● EXERCISE PROMPT
Locate each line with the string "HINS" in the listing below and copy it.

*** PROVIDED RECORDS ***

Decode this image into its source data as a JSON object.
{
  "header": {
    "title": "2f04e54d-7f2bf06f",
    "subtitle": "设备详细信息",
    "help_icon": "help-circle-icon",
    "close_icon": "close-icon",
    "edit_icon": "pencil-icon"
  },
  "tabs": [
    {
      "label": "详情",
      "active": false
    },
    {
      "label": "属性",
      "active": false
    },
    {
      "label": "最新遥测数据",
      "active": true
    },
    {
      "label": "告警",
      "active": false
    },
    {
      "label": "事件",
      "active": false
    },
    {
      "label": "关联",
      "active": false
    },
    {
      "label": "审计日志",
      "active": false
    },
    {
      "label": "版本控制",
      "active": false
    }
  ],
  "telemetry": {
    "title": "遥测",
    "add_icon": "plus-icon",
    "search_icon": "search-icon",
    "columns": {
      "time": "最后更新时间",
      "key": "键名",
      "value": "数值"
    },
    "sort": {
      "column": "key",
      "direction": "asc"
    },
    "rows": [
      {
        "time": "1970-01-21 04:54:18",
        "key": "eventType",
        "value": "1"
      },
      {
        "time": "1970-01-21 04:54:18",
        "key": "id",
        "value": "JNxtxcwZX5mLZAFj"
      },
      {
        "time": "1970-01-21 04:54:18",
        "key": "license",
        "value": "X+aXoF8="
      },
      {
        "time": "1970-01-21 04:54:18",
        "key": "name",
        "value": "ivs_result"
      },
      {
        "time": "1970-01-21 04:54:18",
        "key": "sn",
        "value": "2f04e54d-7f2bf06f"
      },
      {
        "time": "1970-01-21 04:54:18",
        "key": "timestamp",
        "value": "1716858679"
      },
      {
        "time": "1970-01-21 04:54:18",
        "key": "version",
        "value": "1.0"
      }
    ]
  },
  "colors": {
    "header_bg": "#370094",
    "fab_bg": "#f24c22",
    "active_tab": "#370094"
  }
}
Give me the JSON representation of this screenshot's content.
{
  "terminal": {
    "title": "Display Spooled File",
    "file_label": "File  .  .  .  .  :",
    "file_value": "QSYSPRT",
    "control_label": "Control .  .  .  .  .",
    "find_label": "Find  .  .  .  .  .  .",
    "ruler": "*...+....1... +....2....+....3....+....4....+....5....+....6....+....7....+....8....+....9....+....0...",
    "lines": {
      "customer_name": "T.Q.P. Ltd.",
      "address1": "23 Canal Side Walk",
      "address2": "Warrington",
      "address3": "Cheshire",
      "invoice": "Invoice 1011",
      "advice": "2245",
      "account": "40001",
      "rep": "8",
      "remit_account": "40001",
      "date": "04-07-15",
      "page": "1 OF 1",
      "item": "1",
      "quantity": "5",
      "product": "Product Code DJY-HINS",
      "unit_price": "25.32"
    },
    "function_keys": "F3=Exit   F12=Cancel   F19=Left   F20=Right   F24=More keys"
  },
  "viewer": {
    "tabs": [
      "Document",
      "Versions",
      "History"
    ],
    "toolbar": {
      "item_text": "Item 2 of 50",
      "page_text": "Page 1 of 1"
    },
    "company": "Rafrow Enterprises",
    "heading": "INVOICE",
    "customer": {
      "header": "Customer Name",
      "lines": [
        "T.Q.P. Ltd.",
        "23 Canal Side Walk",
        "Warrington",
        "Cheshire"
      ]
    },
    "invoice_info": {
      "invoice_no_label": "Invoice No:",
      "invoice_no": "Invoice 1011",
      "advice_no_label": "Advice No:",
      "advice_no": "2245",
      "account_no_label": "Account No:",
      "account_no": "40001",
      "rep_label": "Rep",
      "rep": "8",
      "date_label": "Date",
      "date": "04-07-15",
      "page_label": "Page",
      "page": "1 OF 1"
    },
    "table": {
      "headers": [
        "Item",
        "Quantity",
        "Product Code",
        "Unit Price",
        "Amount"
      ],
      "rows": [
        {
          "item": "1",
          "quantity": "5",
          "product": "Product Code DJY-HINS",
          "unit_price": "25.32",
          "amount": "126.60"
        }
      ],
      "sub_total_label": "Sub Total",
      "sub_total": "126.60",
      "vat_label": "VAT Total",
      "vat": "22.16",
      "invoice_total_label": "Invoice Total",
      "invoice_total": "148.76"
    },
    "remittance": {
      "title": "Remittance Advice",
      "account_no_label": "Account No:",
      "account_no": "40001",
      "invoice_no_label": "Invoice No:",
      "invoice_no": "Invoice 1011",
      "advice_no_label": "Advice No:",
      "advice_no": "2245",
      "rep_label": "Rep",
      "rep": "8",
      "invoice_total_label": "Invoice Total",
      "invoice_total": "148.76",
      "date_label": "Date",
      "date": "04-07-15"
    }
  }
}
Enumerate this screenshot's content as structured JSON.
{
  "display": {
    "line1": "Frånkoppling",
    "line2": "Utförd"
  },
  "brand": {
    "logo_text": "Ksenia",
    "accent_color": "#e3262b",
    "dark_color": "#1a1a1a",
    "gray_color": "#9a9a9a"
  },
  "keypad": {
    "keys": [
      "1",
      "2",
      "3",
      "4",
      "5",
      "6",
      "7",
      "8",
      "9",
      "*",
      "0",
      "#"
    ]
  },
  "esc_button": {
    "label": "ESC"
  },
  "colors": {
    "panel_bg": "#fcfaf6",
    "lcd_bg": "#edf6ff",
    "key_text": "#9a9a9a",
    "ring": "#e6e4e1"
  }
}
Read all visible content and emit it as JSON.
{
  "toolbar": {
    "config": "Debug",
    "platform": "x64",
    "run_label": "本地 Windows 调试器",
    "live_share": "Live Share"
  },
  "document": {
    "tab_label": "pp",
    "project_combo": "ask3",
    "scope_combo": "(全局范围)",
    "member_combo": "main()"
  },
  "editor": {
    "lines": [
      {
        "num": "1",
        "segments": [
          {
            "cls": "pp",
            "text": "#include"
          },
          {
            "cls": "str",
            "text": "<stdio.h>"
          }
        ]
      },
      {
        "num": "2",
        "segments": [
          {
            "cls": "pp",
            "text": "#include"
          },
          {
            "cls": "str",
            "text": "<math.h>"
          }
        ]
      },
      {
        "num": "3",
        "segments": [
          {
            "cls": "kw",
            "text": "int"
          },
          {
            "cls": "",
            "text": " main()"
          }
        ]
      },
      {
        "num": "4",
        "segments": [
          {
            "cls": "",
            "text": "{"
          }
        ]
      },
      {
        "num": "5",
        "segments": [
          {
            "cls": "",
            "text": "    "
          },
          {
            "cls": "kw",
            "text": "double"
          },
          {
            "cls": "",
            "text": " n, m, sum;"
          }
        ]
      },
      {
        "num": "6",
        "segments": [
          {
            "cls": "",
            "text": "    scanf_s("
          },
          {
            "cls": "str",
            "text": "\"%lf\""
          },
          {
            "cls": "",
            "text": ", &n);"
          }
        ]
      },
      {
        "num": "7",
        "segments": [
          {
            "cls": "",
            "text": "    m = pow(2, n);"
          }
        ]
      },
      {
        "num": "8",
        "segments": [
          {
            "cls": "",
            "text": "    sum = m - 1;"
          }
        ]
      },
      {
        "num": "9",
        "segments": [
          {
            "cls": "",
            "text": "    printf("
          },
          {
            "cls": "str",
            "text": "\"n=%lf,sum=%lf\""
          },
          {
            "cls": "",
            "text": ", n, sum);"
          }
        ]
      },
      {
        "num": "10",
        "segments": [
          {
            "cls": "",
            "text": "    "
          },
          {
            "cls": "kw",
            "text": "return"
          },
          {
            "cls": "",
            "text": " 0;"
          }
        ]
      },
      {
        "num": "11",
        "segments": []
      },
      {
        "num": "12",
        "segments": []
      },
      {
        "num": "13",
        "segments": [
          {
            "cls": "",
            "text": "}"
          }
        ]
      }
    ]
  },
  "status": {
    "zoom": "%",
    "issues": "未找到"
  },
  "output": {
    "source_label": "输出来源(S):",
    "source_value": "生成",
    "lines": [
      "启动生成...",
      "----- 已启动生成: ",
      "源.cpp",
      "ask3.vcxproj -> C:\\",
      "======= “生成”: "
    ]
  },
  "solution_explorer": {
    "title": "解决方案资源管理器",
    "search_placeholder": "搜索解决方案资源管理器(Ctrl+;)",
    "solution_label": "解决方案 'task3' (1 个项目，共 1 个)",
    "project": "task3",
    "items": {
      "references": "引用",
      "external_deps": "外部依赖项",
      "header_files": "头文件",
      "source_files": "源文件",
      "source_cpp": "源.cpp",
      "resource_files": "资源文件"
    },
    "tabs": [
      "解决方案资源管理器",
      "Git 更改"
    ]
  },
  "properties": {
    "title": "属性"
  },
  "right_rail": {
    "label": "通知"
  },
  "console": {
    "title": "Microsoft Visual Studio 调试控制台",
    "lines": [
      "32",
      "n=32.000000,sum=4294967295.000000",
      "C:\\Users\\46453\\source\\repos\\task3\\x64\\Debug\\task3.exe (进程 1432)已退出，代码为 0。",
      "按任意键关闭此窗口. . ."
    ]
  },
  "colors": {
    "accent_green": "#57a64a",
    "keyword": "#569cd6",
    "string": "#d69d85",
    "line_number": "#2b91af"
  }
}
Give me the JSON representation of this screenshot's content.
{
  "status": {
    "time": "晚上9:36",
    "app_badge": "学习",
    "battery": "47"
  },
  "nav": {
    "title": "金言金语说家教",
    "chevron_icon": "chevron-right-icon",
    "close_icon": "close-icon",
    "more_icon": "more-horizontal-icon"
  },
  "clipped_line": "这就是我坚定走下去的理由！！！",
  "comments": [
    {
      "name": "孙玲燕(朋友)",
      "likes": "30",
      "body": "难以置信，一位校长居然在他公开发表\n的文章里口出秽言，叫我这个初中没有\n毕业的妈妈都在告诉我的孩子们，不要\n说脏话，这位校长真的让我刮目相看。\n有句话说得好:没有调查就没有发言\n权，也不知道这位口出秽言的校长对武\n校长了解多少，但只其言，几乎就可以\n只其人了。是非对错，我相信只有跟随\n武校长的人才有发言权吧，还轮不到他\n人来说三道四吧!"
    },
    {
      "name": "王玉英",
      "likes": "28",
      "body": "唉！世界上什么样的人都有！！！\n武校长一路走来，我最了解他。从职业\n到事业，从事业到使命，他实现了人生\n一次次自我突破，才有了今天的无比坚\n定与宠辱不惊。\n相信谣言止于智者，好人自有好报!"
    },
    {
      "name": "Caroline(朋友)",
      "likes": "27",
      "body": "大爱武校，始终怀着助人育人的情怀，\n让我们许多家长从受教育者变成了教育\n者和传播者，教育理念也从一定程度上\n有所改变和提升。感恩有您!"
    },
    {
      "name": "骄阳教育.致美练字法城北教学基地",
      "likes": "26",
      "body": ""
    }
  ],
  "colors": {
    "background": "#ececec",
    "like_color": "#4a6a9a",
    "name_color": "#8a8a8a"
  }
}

***

● ANSWER TO THIS EXERCISE
      "product": "Product Code DJY-HINS",
          "product": "Product Code DJY-HINS",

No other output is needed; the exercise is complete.